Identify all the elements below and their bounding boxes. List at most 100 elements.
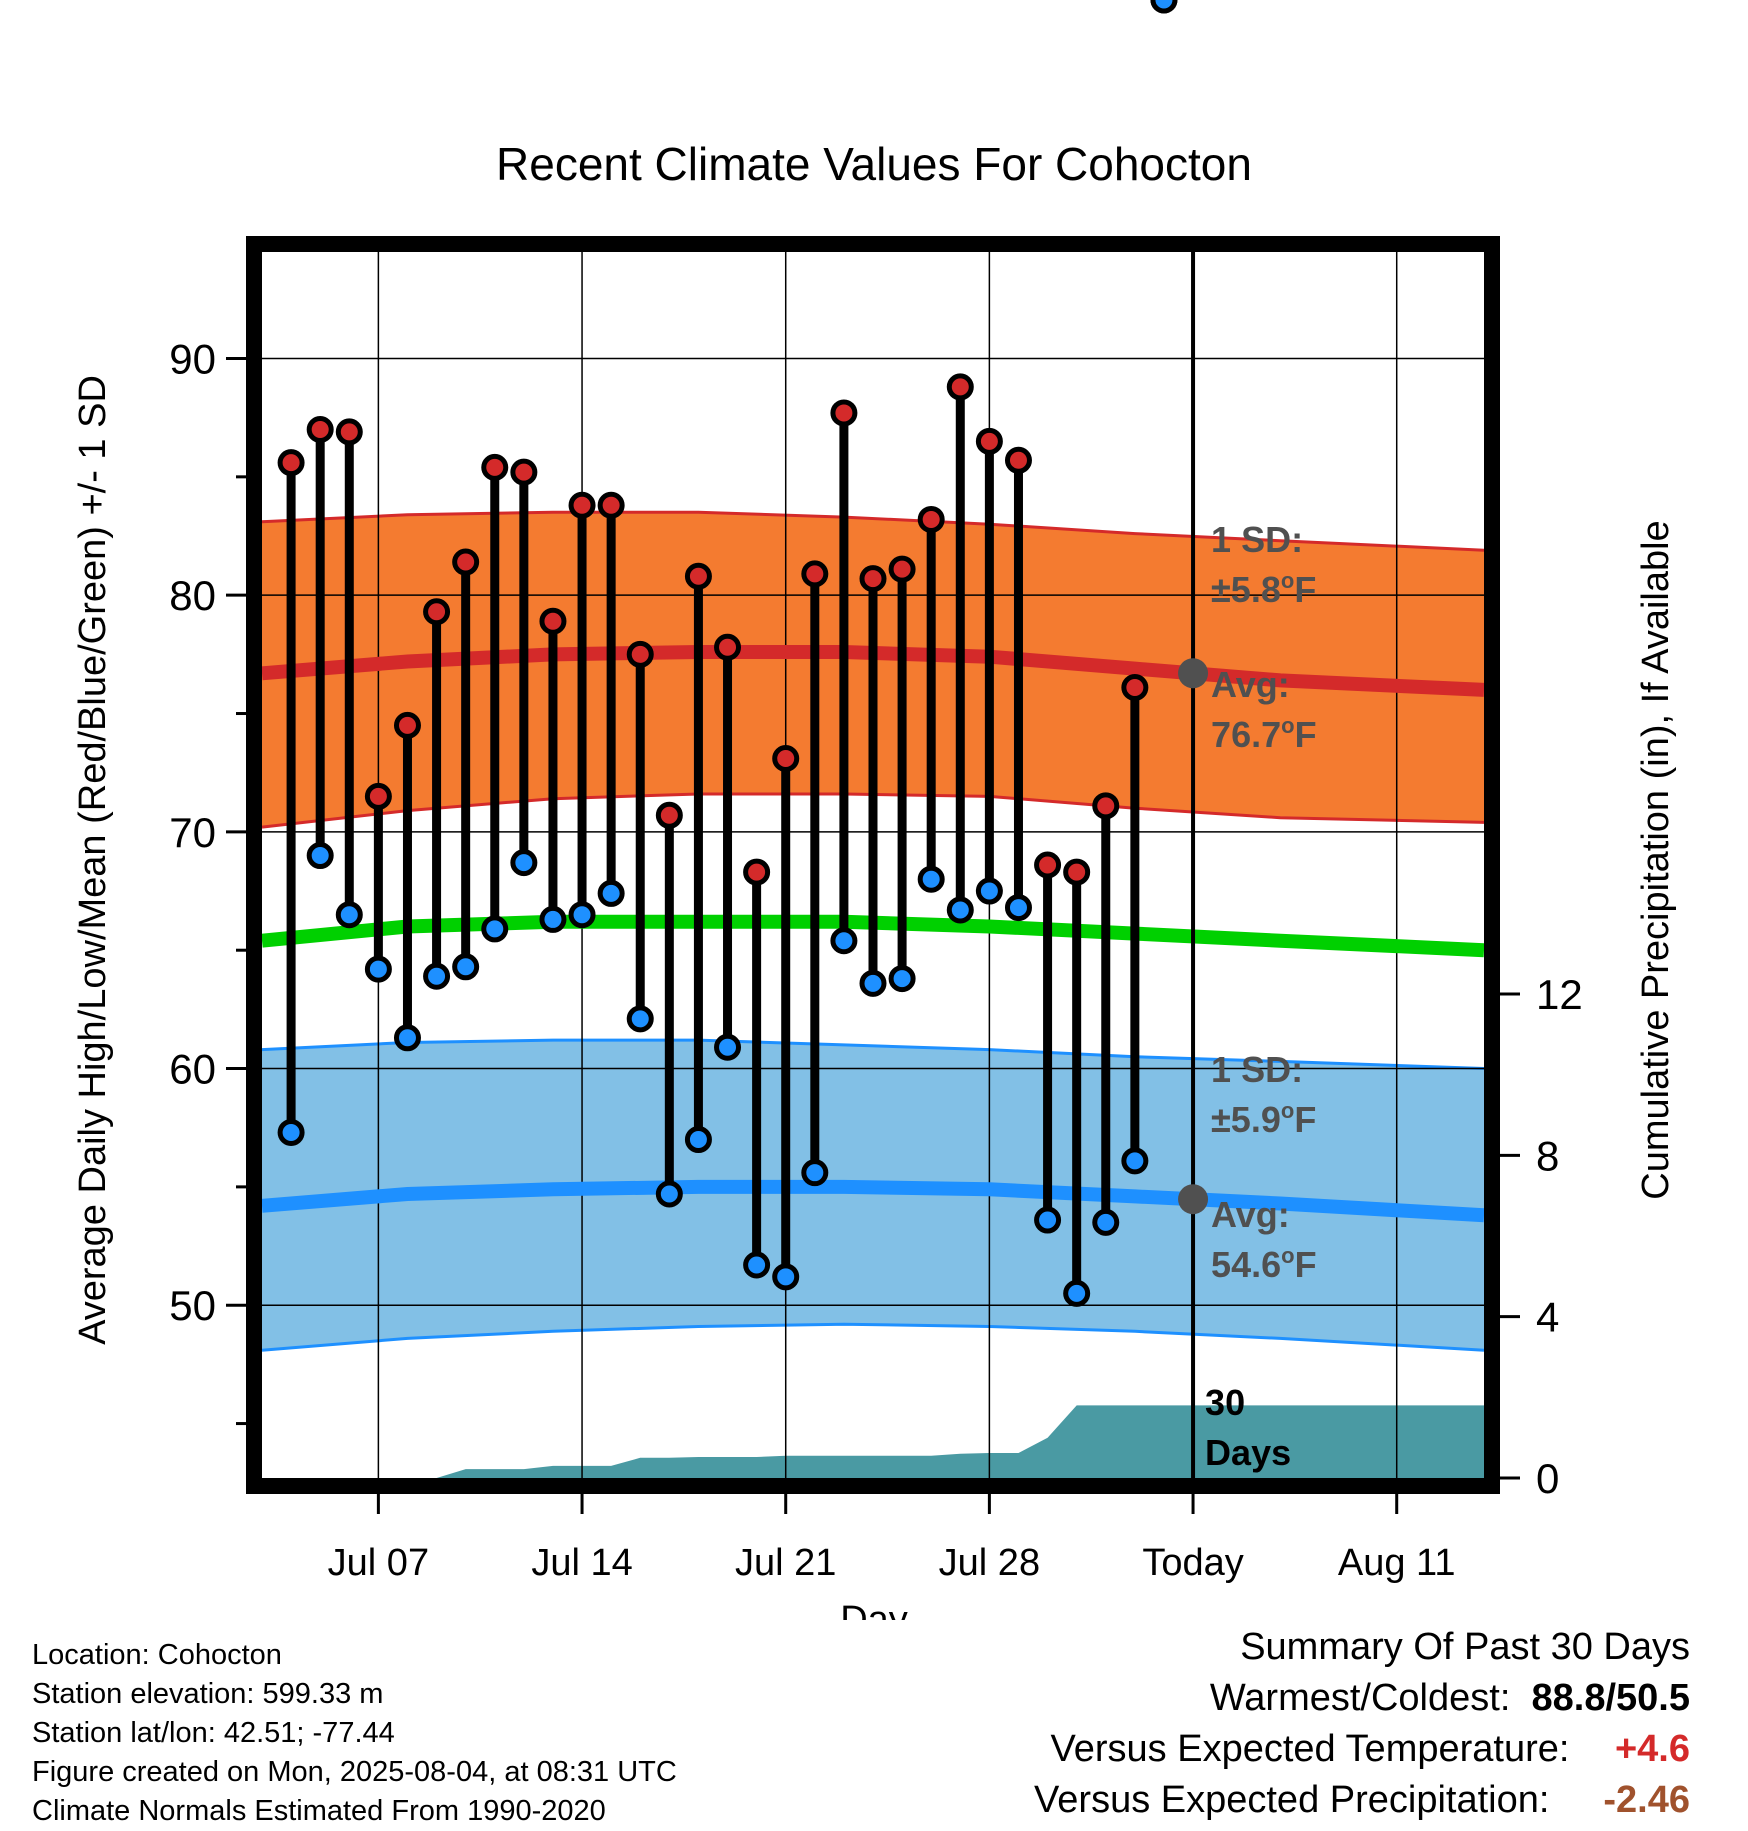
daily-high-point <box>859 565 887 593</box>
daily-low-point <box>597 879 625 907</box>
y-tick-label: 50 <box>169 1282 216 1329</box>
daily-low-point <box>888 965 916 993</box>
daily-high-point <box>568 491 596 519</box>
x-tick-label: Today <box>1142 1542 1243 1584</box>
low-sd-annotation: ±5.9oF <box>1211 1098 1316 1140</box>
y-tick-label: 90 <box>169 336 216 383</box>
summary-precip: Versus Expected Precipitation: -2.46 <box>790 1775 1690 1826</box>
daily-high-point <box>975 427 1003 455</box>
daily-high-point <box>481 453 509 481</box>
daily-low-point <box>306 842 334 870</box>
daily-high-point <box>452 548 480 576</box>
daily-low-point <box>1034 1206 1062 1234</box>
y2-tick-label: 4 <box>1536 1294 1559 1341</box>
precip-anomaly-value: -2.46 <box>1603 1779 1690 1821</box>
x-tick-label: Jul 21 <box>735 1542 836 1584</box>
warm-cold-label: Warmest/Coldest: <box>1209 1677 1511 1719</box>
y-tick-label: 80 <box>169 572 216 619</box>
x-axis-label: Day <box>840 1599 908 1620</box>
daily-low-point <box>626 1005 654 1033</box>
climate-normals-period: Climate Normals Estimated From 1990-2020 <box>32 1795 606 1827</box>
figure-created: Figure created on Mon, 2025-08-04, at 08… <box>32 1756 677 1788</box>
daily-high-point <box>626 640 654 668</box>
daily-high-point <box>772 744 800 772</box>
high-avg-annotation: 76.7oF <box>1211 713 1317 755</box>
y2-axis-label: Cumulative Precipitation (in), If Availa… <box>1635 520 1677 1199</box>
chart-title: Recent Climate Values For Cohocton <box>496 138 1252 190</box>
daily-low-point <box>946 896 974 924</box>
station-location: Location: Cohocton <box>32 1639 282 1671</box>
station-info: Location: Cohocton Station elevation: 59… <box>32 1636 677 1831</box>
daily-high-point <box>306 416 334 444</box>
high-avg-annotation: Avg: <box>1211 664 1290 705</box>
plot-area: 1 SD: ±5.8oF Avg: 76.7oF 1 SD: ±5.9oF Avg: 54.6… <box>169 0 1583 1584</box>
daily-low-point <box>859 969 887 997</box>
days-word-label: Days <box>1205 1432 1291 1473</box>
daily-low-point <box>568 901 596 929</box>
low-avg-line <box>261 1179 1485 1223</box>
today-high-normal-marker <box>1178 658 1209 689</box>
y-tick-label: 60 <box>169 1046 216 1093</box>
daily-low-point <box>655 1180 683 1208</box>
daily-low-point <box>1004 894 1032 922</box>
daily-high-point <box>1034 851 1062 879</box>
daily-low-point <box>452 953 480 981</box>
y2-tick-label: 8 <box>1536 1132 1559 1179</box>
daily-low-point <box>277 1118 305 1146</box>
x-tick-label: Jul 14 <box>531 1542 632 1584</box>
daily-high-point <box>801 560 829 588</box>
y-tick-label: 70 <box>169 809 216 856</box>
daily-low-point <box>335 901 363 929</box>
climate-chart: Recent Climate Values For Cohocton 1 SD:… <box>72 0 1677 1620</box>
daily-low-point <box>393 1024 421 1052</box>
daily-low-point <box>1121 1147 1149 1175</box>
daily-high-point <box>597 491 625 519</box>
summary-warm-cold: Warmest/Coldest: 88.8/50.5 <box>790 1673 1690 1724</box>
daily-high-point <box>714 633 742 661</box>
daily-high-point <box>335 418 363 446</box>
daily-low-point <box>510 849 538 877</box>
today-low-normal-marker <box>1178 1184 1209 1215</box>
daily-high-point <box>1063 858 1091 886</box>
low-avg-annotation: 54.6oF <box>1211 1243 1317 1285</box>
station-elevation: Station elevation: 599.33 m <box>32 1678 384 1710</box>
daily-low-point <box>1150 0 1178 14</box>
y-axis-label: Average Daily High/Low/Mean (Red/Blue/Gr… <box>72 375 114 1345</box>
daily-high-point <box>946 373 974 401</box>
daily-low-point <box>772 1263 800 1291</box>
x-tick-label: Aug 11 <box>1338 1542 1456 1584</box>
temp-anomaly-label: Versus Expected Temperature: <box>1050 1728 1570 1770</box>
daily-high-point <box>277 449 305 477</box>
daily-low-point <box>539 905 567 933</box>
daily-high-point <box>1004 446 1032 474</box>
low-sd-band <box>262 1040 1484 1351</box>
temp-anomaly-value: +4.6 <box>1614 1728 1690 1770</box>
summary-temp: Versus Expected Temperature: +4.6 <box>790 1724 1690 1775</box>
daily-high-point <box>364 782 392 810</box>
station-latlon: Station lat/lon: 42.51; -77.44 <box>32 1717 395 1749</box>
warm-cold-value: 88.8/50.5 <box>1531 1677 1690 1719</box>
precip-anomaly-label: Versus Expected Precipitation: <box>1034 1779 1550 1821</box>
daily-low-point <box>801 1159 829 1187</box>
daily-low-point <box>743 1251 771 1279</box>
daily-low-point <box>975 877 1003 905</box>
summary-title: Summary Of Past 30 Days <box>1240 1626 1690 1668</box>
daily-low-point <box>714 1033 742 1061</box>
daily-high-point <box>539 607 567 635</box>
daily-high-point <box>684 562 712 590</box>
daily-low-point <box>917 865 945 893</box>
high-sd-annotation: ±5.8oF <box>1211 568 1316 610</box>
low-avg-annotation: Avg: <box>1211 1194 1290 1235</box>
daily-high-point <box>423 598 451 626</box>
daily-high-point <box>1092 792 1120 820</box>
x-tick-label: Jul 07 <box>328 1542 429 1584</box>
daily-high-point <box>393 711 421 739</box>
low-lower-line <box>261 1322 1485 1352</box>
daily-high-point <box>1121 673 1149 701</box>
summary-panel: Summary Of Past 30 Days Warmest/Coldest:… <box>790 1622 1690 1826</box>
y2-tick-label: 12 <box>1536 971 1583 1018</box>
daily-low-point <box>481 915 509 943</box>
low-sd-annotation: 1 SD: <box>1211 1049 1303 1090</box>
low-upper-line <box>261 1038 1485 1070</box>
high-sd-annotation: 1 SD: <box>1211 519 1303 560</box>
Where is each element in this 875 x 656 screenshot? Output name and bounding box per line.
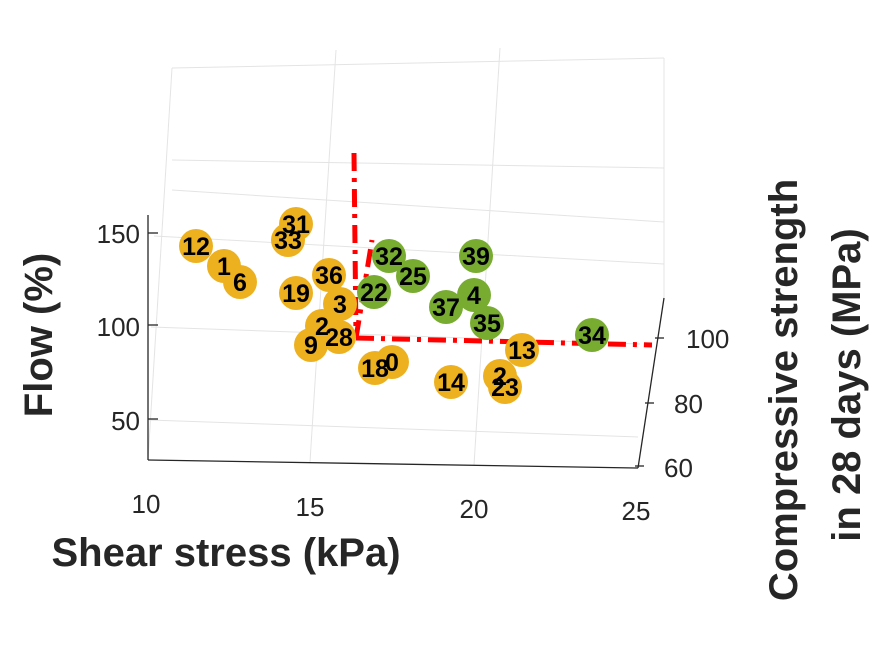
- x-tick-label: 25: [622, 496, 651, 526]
==*==
**The task:**
Render the entire listing above as a JSON list of strings, one string per line, skipping blank lines and omitting the pictures.

**Written solution:**
[
  "Identify all the elements below and their bounding boxes. List at most 100 elements.",
  "daily-high-point <box>859 565 887 593</box>",
  "daily-low-point <box>597 879 625 907</box>",
  "y-tick-label: 50 <box>169 1282 216 1329</box>",
  "daily-low-point <box>888 965 916 993</box>",
  "daily-high-point <box>568 491 596 519</box>",
  "x-tick-label: Today <box>1142 1542 1243 1584</box>",
  "low-sd-annotation: ±5.9oF <box>1211 1098 1316 1140</box>",
  "y-tick-label: 90 <box>169 336 216 383</box>",
  "summary-precip: Versus Expected Precipitation: -2.46 <box>790 1775 1690 1826</box>",
  "daily-high-point <box>975 427 1003 455</box>",
  "daily-high-point <box>481 453 509 481</box>",
  "daily-low-point <box>306 842 334 870</box>",
  "daily-high-point <box>452 548 480 576</box>",
  "daily-low-point <box>1034 1206 1062 1234</box>",
  "y2-tick-label: 4 <box>1536 1294 1559 1341</box>",
  "precip-anomaly-value: -2.46 <box>1603 1779 1690 1821</box>",
  "x-tick-label: Jul 21 <box>735 1542 836 1584</box>",
  "warm-cold-label: Warmest/Coldest: <box>1209 1677 1511 1719</box>",
  "y-tick-label: 80 <box>169 572 216 619</box>",
  "x-axis-label: Day <box>840 1599 908 1620</box>",
  "daily-low-point <box>626 1005 654 1033</box>",
  "climate-normals-period: Climate Normals Estimated From 1990-2020 <box>32 1795 606 1827</box>",
  "figure-created: Figure created on Mon, 2025-08-04, at 08… <box>32 1756 677 1788</box>",
  "daily-high-point <box>626 640 654 668</box>",
  "daily-high-point <box>772 744 800 772</box>",
  "high-avg-annotation: 76.7oF <box>1211 713 1317 755</box>",
  "y2-axis-label: Cumulative Precipitation (in), If Availa… <box>1635 520 1677 1199</box>",
  "chart-title: Recent Climate Values For Cohocton <box>496 138 1252 190</box>",
  "daily-low-point <box>946 896 974 924</box>",
  "station-location: Location: Cohocton <box>32 1639 282 1671</box>",
  "station-info: Location: Cohocton Station elevation: 59… <box>32 1636 677 1831</box>",
  "daily-high-point <box>306 416 334 444</box>",
  "high-avg-annotation: Avg: <box>1211 664 1290 705</box>",
  "plot-area: 1 SD: ±5.8oF Avg: 76.7oF 1 SD: ±5.9oF Avg: 54.6… <box>169 0 1583 1584</box>",
  "daily-low-point <box>859 969 887 997</box>",
  "days-word-label: Days <box>1205 1432 1291 1473</box>",
  "daily-low-point <box>568 901 596 929</box>",
  "low-avg-line <box>261 1179 1485 1223</box>",
  "today-high-normal-marker <box>1178 658 1209 689</box>",
  "y-tick-label: 60 <box>169 1046 216 1093</box>",
  "daily-low-point <box>655 1180 683 1208</box>",
  "daily-low-point <box>1004 894 1032 922</box>",
  "daily-high-point <box>1034 851 1062 879</box>",
  "daily-low-point <box>452 953 480 981</box>",
  "y2-tick-label: 8 <box>1536 1132 1559 1179</box>",
  "daily-low-point <box>277 1118 305 1146</box>",
  "x-tick-label: Jul 14 <box>531 1542 632 1584</box>",
  "daily-high-point <box>801 560 829 588</box>",
  "y-tick-label: 70 <box>169 809 216 856</box>",
  "daily-low-point <box>335 901 363 929</box>",
  "climate-chart: Recent Climate Values For Cohocton 1 SD:… <box>72 0 1677 1620</box>",
  "daily-low-point <box>393 1024 421 1052</box>",
  "daily-low-point <box>1121 1147 1149 1175</box>",
  "daily-high-point <box>597 491 625 519</box>",
  "summary-warm-cold: Warmest/Coldest: 88.8/50.5 <box>790 1673 1690 1724</box>",
  "daily-high-point <box>714 633 742 661</box>",
  "daily-high-point <box>335 418 363 446</box>",
  "daily-low-point <box>510 849 538 877</box>",
  "today-low-normal-marker <box>1178 1184 1209 1215</box>",
  "daily-high-point <box>1063 858 1091 886</box>",
  "low-avg-annotation: 54.6oF <box>1211 1243 1317 1285</box>",
  "station-elevation: Station elevation: 599.33 m <box>32 1678 384 1710</box>",
  "daily-low-point <box>1150 0 1178 14</box>",
  "y-axis-label: Average Daily High/Low/Mean (Red/Blue/Gr… <box>72 375 114 1345</box>",
  "daily-high-point <box>946 373 974 401</box>",
  "daily-low-point <box>772 1263 800 1291</box>",
  "x-tick-label: Aug 11 <box>1338 1542 1456 1584</box>",
  "temp-anomaly-label: Versus Expected Temperature: <box>1050 1728 1570 1770</box>",
  "daily-high-point <box>277 449 305 477</box>",
  "daily-low-point <box>539 905 567 933</box>",
  "daily-high-point <box>1004 446 1032 474</box>",
  "low-sd-band <box>262 1040 1484 1351</box>",
  "temp-anomaly-value: +4.6 <box>1614 1728 1690 1770</box>",
  "summary-temp: Versus Expected Temperature: +4.6 <box>790 1724 1690 1775</box>",
  "daily-high-point <box>364 782 392 810</box>",
  "station-latlon: Station lat/lon: 42.51; -77.44 <box>32 1717 395 1749</box>",
  "warm-cold-value: 88.8/50.5 <box>1531 1677 1690 1719</box>",
  "precip-anomaly-label: Versus Expected Precipitation: <box>1034 1779 1550 1821</box>",
  "daily-low-point <box>801 1159 829 1187</box>",
  "daily-low-point <box>743 1251 771 1279</box>",
  "daily-low-point <box>975 877 1003 905</box>",
  "summary-title: Summary Of Past 30 Days <box>1240 1626 1690 1668</box>",
  "daily-low-point <box>714 1033 742 1061</box>",
  "daily-high-point <box>539 607 567 635</box>",
  "daily-high-point <box>684 562 712 590</box>",
  "daily-low-point <box>917 865 945 893</box>",
  "high-sd-annotation: ±5.8oF <box>1211 568 1316 610</box>",
  "low-avg-annotation: Avg: <box>1211 1194 1290 1235</box>",
  "daily-high-point <box>423 598 451 626</box>",
  "daily-high-point <box>1092 792 1120 820</box>",
  "x-tick-label: Jul 07 <box>328 1542 429 1584</box>",
  "daily-high-point <box>393 711 421 739</box>",
  "low-lower-line <box>261 1322 1485 1352</box>",
  "daily-high-point <box>1121 673 1149 701</box>",
  "summary-panel: Summary Of Past 30 Days Warmest/Coldest:… <box>790 1622 1690 1826</box>",
  "y2-tick-label: 12 <box>1536 971 1583 1018</box>",
  "daily-low-point <box>481 915 509 943</box>",
  "low-sd-annotation: 1 SD: <box>1211 1049 1303 1090</box>",
  "low-upper-line <box>261 1038 1485 1070</box>",
  "high-sd-annotation: 1 SD: <box>1211 519 1303 560</box>",
  "Where is each element in this 875 x 656 screenshot? Output name and bounding box per line.",
  "- x-tick-label: 25: [622, 496, 651, 526]"
]